** BEGIN Material for this exercise **

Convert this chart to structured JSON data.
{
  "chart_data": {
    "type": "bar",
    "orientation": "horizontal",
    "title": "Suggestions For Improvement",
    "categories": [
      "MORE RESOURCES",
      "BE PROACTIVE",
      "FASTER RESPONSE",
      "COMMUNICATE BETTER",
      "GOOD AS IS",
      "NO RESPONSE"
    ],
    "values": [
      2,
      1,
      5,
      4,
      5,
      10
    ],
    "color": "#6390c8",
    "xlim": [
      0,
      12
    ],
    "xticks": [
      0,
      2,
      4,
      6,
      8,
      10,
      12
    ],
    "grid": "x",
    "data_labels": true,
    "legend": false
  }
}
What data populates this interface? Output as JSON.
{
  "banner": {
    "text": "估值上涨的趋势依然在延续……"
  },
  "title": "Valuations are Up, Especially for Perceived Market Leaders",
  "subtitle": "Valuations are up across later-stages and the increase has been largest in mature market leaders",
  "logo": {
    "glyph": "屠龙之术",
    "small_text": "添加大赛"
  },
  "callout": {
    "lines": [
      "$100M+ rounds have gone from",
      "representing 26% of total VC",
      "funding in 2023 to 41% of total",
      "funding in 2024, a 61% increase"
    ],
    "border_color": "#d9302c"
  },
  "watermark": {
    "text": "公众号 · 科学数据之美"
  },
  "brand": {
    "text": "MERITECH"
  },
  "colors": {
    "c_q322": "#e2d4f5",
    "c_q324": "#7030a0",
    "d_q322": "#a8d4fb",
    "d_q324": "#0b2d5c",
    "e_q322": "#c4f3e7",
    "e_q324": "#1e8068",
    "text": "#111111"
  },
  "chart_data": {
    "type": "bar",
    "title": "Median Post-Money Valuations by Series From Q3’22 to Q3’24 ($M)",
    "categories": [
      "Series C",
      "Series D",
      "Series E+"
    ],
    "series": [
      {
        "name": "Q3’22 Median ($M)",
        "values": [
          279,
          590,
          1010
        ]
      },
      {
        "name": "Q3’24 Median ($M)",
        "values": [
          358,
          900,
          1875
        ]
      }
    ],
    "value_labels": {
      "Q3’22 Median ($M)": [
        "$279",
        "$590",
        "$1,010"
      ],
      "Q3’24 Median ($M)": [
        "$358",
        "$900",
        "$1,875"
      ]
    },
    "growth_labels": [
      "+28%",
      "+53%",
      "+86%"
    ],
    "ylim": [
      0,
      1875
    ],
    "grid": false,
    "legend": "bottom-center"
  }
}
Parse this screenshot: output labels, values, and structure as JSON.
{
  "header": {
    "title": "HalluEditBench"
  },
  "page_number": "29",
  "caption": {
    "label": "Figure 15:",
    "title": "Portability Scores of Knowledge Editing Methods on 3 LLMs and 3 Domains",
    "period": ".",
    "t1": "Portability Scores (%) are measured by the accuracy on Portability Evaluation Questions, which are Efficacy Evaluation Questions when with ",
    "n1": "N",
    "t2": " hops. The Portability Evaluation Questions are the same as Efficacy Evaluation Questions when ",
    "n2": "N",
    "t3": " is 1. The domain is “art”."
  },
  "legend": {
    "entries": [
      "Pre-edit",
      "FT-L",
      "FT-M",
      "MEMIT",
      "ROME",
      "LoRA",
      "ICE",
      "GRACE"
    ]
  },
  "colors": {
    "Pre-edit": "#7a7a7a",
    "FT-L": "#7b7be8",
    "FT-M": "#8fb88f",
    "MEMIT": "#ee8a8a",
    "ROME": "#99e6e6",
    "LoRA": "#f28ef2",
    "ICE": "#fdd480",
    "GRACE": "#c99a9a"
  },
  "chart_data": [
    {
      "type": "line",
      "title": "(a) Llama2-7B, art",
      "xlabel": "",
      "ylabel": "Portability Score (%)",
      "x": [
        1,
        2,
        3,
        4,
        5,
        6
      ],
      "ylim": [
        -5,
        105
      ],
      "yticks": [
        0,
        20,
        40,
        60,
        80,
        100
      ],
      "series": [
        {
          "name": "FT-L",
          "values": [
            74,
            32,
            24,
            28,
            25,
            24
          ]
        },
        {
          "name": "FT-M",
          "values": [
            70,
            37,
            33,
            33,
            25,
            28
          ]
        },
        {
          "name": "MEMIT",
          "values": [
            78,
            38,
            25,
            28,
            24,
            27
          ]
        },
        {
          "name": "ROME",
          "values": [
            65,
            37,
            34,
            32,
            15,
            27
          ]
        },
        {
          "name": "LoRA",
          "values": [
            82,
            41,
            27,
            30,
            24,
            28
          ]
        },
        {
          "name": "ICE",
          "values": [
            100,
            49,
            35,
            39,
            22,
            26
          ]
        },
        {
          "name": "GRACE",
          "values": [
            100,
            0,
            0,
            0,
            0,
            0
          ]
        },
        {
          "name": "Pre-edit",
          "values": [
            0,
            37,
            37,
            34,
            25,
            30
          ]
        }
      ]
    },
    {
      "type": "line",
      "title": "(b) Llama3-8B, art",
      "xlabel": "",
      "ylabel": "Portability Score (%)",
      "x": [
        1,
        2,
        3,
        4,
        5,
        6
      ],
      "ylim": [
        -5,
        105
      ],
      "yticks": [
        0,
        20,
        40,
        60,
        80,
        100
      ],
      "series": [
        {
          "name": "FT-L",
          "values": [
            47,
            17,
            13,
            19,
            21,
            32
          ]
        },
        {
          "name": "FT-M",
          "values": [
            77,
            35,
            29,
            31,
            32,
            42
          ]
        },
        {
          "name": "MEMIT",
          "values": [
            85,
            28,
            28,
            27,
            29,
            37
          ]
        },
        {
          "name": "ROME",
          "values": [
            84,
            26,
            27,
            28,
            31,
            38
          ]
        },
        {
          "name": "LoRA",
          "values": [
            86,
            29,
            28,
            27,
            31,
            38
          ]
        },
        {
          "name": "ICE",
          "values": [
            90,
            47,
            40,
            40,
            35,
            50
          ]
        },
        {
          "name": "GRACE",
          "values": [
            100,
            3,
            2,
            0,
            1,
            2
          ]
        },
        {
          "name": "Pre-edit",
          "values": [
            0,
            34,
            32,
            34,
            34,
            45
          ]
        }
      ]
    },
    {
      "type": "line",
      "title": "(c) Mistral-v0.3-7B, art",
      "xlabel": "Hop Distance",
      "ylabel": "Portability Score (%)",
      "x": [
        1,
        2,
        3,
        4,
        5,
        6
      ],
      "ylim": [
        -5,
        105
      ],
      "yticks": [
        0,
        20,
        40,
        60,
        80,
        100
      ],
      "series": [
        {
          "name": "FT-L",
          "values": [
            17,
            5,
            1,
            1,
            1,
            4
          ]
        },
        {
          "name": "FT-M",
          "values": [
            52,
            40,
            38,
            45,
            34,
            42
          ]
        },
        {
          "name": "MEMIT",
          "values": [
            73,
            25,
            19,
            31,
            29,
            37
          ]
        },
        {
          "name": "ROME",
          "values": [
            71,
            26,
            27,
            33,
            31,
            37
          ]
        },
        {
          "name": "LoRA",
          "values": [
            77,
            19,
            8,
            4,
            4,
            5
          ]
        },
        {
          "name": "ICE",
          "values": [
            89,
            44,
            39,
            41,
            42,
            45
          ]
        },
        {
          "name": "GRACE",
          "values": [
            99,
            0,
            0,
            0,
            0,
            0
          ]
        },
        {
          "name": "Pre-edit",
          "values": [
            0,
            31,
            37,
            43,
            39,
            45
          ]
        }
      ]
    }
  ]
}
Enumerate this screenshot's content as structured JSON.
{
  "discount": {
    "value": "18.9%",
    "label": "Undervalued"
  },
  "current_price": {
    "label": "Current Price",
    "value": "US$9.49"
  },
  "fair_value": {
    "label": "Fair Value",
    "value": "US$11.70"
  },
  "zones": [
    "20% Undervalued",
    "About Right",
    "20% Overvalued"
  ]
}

** END Material for this exercise **

# Required task
Determine the number of lines containing "Questions". Write only that number.

# Task solution
2